> [Goal of the exercise] Your reply should be one number: the count of lines holding the word "name".

───── Provided records ─────

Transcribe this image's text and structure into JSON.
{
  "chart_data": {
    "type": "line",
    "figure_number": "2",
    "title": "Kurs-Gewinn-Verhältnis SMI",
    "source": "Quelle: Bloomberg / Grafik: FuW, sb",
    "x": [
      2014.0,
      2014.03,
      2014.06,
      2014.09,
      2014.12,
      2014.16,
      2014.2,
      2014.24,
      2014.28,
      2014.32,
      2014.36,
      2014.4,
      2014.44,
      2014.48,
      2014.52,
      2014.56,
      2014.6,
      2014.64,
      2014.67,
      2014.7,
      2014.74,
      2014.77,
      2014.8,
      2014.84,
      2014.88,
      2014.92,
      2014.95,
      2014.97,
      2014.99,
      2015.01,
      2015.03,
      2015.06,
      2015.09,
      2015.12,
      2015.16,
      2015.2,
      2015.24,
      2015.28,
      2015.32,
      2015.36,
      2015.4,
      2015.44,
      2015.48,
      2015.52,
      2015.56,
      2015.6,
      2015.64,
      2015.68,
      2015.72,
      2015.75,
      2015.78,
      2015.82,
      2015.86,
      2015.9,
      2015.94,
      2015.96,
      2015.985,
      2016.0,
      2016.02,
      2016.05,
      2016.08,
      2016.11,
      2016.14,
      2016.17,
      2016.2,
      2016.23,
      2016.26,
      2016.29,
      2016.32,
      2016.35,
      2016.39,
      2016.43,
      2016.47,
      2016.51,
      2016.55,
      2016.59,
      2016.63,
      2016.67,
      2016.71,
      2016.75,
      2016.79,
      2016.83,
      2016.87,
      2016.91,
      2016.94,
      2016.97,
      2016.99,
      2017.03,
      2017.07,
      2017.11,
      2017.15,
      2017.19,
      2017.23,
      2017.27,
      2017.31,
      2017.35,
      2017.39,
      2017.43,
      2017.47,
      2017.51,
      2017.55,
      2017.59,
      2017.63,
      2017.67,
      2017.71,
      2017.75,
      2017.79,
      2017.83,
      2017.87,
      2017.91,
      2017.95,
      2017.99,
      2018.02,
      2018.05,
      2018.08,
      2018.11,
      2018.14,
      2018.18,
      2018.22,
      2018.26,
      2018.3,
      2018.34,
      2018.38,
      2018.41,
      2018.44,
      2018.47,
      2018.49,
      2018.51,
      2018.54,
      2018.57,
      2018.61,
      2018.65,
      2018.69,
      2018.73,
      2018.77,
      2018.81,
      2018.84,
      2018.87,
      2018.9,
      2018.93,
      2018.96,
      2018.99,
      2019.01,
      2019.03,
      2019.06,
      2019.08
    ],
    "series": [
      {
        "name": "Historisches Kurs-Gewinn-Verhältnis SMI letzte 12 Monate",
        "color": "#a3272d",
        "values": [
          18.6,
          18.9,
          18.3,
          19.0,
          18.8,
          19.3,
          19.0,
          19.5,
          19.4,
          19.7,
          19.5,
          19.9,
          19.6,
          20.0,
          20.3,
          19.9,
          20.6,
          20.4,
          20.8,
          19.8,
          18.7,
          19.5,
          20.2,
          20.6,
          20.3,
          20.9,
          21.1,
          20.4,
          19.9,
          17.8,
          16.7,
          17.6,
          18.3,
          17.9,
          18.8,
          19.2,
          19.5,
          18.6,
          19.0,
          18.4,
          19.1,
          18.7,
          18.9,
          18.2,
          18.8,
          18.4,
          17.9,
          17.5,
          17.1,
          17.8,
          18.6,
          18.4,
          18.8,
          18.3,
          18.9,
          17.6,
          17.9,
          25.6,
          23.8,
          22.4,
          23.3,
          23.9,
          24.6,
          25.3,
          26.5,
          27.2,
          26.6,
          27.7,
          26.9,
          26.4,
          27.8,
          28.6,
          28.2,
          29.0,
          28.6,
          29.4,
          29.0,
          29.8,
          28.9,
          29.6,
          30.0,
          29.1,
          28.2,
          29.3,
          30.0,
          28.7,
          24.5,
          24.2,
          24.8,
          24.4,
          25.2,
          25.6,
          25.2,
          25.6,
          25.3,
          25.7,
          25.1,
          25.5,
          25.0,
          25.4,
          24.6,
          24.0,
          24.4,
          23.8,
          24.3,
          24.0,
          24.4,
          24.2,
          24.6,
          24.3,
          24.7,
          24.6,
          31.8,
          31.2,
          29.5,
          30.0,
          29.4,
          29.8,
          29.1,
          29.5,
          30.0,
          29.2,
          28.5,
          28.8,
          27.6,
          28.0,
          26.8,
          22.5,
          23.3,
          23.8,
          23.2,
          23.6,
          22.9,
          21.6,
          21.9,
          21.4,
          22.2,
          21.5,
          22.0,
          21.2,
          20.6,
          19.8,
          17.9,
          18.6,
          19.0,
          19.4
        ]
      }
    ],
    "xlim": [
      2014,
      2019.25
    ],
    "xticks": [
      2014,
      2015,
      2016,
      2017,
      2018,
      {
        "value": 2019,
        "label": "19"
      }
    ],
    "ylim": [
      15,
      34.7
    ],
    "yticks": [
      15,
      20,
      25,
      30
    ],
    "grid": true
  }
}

─────
───── Provided records ─────

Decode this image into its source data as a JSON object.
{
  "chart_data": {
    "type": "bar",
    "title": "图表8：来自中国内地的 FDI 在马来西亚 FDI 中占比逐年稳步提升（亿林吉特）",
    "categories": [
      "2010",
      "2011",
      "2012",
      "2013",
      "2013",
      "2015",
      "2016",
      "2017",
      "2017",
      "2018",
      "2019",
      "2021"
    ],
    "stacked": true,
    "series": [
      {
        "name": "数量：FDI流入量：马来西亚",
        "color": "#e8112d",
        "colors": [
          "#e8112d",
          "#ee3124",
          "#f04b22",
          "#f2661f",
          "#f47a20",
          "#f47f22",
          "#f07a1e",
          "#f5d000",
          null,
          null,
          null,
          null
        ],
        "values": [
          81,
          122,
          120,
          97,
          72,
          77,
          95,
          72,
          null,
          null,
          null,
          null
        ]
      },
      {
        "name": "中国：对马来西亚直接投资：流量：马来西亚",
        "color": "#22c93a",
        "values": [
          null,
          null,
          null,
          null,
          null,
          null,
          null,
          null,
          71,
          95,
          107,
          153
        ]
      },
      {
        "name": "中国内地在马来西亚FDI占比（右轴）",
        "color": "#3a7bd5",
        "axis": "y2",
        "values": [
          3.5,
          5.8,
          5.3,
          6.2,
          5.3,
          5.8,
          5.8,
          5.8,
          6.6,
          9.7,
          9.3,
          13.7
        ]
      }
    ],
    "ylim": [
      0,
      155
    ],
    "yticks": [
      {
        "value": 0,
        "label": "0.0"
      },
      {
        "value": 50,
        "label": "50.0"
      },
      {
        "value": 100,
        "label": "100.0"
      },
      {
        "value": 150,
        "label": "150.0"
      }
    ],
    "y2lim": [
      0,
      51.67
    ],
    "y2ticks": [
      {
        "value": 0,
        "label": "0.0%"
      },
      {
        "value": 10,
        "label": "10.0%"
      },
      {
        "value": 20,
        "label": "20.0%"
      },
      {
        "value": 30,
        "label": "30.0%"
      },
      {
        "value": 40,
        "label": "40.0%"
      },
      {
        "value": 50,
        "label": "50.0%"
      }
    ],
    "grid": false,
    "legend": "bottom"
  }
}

─────

> [Solution to this exercise] 4